╭─ Selected passage

The story is pretty simple: What’s driving support for Trump is that he is the Republican nominee, a little fewer than half of voters always vote for Republicans, and Trump is getting most of those voters.

But we can actually learn more from the data than this. Sure, Romney and Trump each get 40-something percent of the vote. But there’s a big difference in the composition of that 40-something percent. Compared to Romney, Trump does much better among poor people and much worse among families making more than $50,000.

That seems like pretty strong evidence for the economic anxiety hypothesis.

But I wouldn’t get too excited about that, either.

The deeper flaw with all of this entrail- crosstab-reading is what I referred to earlier as the averaging problem. Donald Trump is going to get tens of millions of votes on November 8. Some of those voters will be racists. Some will be poor people concerned about their economic future. Some will be poor racists concerned about their economic future. When we look at aggregate statistics about those voters, we can get a sense for the average preferences of Trump voters, but that average mixes together a wide range of motivations.

I don’t mean to throw up my hands like a statistical nihilist and say we have to go back to interviewing people on the street. There are plenty of problems that statistics can solve reasonably well. Indeed, if we could go back in time four years and substitute this year’s Donald Trump for that year’s Mitt Romney, and run Trump against the 2012 Barack Obama, we could learn a lot about the differences between Romney supporters and Trump supporters.

But the problem with presidential elections is the same one that exists in macroeconomics: lots of things change over the same timeframe. As I said above, Trump is doing 17 points better among low-income families than you would expect based solely on Romney’s performance four years ago. On its face, that seems like strong evidence for the economic anxiety believers. But remember, Romney was a patrician who made his fortune in private equity, whom the Obama campaign successfully demonized as a ruthless job-killer, and a Mormon to boot. Almost any Republican would run better among the poor than Romney. And Obama was a child of a single mother who became a community organizer, while Clinton is the epitome of the moneyed Democratic establishment. How much of that 17 points is due to the fact that Clinton isn’t Obama, and that any generic Republican isn’t Romney? We just don’t know.

╰─

:: Jobs ::
1. Copy the excerpt on Trump's support from "The deeper flaw" up to and including "range of motivations.", swapping "averaging problem" for "aggregation problem".
2. Answer these questions from the excerpt on Trump's support:
(a) Compared to Romney, among which group does Trump do much better?
(b) By how many points is Trump doing better among low-income families than Romney's performance would predict?
(c) How did Romney make his fortune?
3. Summarize the excerpt on Trump's support in two sentences.

╭─ Given material

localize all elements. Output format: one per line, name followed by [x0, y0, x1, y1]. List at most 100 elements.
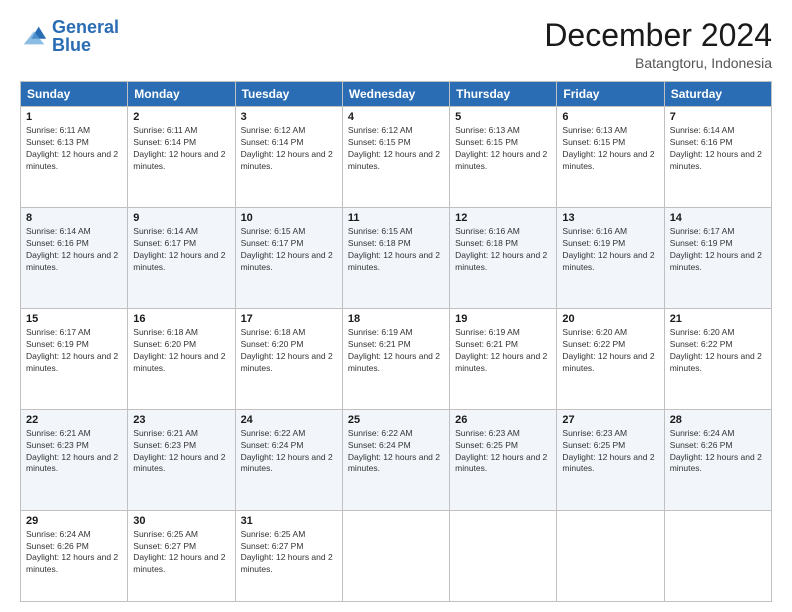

╰─

:: The answers ::
1.
The deeper flaw with all of this entrail- crosstab-reading is what I referred to earlier as the aggregation problem. Donald Trump is going to get tens of millions of votes on November 8. Some of those voters will be racists. Some will be poor people concerned about their economic future. Some will be poor racists concerned about their economic future. When we look at aggregate statistics about those voters, we can get a sense for the average preferences of Trump voters, but that average mixes together a wide range of motivations.

2.
(a) Poor people.
(b) 17 points.
(c) In private equity.

3. Trump's support comes mainly from his being the Republican nominee, though compared with Romney he does much better among poor people and much worse among families making more than $50,000. The writer cautions that aggregate statistics mix together a wide range of motivations, and that too much has changed since 2012 to know how much of Trump's 17-point gain among low-income families is due to Clinton not being Obama and a generic Republican not being Romney.